[Stored items]

§ §

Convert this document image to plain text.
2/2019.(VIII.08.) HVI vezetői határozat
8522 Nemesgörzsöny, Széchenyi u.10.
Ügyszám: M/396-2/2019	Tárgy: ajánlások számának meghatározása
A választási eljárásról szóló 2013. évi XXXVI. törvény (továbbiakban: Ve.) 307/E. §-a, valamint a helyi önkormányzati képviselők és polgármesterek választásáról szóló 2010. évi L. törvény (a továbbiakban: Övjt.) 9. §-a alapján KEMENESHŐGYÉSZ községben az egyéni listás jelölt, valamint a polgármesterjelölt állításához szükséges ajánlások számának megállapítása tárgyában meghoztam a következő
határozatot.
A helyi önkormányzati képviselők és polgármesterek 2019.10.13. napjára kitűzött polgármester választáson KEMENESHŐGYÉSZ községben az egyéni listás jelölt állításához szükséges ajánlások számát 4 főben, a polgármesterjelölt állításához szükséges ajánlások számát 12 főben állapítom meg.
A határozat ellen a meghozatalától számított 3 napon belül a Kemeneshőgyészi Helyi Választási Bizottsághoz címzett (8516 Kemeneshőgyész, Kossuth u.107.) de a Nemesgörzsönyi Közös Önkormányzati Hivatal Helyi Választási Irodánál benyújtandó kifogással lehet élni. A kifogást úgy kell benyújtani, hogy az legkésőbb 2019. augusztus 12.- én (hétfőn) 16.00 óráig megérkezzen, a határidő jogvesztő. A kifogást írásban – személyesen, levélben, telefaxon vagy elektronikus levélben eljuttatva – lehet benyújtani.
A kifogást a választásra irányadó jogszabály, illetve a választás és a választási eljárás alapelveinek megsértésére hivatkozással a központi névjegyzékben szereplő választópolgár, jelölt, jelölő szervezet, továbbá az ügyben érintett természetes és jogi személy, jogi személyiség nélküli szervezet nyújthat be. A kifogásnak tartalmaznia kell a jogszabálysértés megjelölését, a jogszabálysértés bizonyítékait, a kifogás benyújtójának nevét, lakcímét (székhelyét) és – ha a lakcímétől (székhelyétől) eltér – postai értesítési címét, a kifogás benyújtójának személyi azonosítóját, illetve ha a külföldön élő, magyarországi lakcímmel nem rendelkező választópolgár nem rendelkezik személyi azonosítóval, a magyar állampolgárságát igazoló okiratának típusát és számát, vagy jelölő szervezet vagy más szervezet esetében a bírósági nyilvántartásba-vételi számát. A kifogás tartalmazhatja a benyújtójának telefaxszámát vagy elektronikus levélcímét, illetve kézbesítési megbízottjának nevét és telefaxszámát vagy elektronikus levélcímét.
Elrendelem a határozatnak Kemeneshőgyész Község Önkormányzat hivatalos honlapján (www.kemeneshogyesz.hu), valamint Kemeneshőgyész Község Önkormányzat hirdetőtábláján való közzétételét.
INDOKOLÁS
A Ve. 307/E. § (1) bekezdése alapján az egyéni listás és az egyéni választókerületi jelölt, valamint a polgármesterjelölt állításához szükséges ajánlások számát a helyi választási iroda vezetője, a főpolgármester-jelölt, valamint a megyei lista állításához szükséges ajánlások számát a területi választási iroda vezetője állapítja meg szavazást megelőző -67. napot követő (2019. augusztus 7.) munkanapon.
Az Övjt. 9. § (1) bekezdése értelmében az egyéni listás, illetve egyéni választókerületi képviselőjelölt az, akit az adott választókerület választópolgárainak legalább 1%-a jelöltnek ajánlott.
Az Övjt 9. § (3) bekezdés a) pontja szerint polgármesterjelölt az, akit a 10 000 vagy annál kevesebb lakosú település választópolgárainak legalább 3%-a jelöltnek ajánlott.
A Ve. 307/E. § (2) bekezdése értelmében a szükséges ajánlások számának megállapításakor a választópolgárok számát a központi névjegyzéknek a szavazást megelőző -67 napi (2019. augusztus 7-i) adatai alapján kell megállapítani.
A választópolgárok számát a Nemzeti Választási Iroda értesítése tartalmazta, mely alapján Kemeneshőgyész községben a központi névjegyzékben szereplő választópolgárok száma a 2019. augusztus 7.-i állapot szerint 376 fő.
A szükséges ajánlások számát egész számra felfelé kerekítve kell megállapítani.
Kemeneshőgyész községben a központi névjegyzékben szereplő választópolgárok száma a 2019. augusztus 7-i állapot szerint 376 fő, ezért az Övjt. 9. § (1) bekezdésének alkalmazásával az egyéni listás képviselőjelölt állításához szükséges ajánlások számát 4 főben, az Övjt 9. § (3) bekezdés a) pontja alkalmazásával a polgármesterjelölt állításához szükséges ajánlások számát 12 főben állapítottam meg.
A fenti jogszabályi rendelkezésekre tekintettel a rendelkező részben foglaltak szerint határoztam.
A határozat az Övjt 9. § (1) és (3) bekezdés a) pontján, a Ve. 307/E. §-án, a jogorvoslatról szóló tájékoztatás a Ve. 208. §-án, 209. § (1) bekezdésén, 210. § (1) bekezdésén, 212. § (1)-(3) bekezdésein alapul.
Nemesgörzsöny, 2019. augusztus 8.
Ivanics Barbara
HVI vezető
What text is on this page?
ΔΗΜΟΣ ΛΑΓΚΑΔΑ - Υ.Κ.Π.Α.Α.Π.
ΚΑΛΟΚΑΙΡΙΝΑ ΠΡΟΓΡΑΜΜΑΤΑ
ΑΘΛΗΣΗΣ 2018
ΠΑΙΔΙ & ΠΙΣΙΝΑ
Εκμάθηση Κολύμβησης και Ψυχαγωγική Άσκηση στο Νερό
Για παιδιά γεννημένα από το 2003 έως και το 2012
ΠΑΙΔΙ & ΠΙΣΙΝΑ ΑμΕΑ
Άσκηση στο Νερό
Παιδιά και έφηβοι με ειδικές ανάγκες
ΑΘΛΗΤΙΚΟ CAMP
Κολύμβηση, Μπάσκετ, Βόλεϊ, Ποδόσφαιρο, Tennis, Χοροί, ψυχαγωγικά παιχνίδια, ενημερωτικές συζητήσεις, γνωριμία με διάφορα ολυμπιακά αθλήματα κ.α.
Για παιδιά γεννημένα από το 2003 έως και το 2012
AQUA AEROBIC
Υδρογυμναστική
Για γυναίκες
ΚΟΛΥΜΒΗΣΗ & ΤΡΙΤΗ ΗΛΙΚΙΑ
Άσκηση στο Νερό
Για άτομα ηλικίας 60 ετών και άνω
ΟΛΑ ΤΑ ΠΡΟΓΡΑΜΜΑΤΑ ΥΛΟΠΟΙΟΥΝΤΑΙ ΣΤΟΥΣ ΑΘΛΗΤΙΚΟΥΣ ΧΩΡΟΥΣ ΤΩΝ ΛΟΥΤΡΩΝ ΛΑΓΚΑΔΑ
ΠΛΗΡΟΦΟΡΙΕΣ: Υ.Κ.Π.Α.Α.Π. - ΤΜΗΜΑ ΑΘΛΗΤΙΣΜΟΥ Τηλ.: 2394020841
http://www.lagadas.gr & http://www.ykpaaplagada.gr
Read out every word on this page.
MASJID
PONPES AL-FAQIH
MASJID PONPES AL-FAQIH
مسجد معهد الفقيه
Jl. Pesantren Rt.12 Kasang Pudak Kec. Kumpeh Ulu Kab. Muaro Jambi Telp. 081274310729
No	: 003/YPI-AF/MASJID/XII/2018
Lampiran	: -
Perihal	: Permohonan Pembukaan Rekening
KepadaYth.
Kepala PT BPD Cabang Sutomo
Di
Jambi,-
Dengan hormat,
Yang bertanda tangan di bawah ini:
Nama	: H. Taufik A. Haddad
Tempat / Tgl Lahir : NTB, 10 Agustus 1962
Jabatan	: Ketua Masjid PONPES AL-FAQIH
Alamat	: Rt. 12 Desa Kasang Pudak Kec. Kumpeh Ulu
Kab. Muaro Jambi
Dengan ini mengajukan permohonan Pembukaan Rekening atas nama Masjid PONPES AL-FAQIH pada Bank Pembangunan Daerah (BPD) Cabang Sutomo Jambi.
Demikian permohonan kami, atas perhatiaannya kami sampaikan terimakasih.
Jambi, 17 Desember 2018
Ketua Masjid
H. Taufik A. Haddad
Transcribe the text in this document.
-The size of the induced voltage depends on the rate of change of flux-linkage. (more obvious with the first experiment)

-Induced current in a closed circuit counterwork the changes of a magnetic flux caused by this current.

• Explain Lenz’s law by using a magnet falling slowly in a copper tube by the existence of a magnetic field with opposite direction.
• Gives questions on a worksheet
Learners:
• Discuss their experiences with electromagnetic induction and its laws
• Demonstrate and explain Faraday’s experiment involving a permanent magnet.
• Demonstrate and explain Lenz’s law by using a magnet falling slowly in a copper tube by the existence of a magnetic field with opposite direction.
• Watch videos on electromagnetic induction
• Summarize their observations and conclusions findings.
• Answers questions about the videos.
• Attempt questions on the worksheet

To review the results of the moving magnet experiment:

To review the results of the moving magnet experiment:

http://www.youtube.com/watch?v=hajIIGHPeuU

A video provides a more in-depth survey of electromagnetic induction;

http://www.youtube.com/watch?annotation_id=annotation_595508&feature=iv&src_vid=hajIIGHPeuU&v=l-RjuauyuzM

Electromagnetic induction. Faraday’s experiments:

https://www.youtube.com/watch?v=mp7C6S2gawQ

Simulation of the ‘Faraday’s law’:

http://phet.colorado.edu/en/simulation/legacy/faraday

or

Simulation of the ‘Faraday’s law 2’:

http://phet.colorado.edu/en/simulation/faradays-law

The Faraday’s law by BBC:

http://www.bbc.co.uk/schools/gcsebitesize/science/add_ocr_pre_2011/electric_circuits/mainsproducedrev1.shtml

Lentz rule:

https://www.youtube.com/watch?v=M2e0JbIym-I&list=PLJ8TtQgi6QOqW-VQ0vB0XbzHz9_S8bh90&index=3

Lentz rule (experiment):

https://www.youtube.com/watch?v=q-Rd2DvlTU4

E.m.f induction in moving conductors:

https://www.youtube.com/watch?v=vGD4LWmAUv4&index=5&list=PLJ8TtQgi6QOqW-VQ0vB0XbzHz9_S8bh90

§ §

__DO THIS__:
Pick out every line holding the string "falling" and return it.

__REPLY TO THE EXERCISE__:
• Explain Lenz’s law by using a magnet falling slowly in a copper tube by the existence of a magnetic field with opposite direction.
• Demonstrate and explain Lenz’s law by using a magnet falling slowly in a copper tube by the existence of a magnetic field with opposite direction.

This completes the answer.